» PROBLEM TO WORK ON: Find every line with the word "content" and report how many there are, without any other text.

^^^^

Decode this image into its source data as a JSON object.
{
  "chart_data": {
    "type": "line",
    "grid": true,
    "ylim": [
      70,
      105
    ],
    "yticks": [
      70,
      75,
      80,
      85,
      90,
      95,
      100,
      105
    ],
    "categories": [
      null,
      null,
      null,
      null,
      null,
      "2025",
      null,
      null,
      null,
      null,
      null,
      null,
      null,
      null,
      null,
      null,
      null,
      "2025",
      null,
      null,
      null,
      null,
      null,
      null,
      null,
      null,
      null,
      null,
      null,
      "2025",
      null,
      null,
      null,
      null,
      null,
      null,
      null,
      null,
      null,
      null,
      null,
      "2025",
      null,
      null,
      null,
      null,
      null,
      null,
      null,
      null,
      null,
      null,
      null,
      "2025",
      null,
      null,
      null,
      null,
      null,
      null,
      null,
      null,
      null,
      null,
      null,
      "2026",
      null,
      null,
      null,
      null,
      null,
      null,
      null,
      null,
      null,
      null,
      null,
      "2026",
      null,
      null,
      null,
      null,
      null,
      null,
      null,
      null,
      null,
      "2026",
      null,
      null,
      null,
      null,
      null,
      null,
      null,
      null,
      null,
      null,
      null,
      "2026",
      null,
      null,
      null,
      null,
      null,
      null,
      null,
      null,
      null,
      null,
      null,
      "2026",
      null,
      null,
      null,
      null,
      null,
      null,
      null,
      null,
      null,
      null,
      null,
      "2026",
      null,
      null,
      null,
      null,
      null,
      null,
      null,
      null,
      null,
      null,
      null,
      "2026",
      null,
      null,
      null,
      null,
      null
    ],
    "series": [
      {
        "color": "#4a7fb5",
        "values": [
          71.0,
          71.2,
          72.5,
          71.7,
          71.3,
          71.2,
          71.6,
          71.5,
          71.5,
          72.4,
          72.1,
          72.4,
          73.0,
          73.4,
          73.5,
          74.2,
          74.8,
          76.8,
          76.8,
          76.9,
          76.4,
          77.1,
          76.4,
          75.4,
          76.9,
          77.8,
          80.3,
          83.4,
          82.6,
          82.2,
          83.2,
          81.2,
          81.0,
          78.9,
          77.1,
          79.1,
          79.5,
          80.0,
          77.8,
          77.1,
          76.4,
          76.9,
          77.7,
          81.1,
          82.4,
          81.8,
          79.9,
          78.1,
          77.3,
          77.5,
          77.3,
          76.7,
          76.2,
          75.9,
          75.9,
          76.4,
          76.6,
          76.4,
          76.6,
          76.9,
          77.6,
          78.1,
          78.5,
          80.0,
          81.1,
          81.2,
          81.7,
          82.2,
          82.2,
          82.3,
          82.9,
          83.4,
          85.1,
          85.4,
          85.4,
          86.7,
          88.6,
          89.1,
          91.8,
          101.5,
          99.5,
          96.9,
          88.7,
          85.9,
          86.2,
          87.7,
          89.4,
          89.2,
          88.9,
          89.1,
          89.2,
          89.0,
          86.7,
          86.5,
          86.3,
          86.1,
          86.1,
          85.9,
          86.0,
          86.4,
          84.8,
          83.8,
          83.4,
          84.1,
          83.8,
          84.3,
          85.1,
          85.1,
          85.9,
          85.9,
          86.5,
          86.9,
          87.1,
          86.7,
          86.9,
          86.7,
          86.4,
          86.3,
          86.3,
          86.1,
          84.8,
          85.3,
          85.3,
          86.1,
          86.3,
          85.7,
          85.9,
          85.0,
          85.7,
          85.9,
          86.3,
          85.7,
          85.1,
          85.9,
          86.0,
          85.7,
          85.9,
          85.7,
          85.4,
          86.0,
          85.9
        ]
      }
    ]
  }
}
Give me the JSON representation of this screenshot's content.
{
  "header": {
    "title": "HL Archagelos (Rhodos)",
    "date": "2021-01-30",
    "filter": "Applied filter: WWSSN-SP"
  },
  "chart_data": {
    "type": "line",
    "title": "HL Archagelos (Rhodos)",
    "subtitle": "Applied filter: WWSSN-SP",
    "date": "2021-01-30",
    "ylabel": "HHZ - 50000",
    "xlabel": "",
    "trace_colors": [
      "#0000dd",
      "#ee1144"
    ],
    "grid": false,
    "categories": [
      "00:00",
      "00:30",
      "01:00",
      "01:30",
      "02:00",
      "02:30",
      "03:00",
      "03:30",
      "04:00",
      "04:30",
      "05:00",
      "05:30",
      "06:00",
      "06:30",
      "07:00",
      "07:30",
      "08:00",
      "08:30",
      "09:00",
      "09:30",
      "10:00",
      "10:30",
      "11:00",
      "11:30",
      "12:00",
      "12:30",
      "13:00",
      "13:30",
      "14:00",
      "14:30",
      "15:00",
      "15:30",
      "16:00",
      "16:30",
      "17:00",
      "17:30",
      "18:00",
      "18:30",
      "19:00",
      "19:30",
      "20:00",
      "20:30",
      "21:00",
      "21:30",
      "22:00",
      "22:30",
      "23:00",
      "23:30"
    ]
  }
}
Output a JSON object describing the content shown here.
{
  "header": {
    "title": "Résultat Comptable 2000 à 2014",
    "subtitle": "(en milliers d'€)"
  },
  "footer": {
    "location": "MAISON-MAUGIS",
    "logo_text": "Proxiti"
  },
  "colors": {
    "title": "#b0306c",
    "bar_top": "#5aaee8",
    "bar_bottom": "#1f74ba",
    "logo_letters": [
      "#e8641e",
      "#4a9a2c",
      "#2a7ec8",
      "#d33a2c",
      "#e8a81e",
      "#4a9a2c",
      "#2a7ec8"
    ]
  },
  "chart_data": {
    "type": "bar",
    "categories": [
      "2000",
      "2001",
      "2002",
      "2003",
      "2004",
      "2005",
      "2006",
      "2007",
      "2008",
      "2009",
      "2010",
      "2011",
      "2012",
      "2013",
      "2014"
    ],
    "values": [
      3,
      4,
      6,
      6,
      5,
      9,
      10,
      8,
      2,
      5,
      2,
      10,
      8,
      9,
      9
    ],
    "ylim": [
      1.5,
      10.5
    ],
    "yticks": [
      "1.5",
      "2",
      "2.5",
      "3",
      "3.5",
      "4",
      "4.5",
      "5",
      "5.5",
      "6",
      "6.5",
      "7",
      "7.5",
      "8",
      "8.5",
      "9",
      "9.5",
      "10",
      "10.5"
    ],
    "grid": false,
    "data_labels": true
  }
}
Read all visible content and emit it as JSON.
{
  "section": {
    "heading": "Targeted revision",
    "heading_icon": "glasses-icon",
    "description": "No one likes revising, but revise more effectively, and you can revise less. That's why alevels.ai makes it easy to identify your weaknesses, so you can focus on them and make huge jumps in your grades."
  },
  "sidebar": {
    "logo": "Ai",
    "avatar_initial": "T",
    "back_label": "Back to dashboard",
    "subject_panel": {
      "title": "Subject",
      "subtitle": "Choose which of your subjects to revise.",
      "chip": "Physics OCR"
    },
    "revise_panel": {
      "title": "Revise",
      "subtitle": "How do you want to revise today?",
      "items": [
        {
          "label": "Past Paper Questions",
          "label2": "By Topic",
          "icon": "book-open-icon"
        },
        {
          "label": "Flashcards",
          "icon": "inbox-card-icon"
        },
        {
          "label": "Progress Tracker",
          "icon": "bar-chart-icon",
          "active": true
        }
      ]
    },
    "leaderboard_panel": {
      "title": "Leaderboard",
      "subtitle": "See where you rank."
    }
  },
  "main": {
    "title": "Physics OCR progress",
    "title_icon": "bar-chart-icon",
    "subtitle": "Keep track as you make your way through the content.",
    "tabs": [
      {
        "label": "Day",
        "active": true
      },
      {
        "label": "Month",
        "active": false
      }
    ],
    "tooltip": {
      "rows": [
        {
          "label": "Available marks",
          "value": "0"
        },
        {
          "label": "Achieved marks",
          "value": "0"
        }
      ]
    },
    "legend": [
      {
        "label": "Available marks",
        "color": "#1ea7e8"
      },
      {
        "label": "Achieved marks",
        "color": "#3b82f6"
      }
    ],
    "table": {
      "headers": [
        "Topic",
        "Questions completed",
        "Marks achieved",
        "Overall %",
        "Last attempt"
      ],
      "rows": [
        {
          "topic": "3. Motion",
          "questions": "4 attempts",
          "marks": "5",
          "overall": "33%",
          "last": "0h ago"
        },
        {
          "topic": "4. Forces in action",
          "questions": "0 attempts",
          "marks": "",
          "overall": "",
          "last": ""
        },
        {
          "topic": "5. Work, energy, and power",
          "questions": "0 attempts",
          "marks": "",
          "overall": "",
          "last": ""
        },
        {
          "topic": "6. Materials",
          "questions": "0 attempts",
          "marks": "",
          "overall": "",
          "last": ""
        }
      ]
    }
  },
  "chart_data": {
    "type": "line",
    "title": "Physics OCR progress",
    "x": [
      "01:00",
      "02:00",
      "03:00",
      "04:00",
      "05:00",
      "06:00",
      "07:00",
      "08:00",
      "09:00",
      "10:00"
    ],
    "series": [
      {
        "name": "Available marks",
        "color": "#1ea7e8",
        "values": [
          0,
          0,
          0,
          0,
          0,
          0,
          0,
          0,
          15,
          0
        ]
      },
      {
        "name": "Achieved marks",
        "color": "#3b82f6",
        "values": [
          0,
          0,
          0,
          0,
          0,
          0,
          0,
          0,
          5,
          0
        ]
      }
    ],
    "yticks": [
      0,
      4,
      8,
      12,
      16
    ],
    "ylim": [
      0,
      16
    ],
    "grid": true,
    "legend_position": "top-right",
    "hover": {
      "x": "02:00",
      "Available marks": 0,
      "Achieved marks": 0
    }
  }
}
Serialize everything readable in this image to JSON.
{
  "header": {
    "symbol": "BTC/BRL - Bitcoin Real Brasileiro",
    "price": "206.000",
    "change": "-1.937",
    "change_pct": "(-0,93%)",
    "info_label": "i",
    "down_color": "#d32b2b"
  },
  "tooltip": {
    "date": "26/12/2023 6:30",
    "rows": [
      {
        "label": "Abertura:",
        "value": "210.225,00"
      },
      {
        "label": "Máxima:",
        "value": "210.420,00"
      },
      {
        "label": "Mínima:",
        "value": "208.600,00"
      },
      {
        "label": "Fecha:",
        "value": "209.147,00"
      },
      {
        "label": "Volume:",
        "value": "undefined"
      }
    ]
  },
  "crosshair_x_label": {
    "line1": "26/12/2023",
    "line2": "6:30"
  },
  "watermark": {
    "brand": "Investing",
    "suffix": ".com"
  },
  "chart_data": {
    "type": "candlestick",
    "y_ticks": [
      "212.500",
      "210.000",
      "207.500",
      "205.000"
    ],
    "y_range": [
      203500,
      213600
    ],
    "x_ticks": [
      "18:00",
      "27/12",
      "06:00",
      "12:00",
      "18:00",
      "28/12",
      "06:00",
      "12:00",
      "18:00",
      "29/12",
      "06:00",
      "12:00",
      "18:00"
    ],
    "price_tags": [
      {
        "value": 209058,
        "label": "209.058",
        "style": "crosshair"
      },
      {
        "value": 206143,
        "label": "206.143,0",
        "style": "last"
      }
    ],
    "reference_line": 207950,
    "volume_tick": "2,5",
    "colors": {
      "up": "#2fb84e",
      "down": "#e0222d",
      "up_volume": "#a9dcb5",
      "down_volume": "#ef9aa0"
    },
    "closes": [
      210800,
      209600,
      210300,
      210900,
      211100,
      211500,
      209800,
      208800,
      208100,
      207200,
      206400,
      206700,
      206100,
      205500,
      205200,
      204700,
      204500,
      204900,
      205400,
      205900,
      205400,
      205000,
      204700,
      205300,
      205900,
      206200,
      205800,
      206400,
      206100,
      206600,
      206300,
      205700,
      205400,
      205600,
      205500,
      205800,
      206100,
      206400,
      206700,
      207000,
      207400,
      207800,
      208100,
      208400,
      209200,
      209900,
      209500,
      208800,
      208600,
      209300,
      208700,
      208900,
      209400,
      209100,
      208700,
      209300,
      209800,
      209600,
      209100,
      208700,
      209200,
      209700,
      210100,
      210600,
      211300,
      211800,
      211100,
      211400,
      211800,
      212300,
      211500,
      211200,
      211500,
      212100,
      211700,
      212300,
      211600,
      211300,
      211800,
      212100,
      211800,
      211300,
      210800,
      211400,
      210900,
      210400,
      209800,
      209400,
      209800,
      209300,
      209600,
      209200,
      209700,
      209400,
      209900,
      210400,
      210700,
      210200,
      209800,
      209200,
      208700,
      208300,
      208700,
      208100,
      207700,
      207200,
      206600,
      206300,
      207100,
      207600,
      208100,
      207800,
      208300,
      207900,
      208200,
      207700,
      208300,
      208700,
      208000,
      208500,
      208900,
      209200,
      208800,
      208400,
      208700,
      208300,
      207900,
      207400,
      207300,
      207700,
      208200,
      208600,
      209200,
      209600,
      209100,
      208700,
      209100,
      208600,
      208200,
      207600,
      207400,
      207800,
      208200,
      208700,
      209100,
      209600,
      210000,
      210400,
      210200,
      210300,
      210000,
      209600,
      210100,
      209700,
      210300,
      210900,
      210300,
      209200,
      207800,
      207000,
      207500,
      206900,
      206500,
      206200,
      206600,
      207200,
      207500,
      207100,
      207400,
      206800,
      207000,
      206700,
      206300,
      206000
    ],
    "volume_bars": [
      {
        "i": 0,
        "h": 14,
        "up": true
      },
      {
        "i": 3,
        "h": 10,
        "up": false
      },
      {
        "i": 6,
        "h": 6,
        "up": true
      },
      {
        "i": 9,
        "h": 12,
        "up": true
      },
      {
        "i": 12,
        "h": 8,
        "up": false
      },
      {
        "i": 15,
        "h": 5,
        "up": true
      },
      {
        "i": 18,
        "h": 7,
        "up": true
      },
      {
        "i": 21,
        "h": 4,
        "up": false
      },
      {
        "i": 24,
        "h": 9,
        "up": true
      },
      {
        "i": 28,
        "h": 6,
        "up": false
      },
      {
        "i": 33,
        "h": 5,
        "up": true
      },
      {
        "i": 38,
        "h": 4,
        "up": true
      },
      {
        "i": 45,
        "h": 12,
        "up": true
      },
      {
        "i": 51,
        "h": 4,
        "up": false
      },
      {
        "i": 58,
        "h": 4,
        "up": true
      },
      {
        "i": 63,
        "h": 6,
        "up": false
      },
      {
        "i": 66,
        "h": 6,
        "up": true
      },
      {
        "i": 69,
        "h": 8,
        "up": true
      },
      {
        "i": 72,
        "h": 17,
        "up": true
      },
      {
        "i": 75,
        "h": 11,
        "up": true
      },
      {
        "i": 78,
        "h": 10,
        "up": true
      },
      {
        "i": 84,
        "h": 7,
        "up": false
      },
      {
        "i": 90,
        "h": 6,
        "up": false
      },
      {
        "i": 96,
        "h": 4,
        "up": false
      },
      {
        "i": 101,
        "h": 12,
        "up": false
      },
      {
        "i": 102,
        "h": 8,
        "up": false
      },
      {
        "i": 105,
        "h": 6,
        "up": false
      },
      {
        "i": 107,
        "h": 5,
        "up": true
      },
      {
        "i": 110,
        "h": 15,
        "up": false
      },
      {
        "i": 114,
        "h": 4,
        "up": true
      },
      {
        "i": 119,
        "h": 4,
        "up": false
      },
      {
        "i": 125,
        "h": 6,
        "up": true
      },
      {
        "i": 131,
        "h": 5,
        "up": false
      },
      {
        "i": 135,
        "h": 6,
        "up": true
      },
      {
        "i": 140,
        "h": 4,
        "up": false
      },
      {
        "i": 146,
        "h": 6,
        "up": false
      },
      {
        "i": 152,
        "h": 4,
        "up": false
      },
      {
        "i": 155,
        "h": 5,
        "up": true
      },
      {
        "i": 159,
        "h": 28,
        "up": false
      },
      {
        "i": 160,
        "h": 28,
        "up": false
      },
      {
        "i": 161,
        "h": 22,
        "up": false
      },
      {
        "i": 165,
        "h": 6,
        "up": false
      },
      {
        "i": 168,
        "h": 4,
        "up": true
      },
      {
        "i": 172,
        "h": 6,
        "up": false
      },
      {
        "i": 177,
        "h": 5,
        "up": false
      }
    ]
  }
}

^^^^

» ANSWER: 4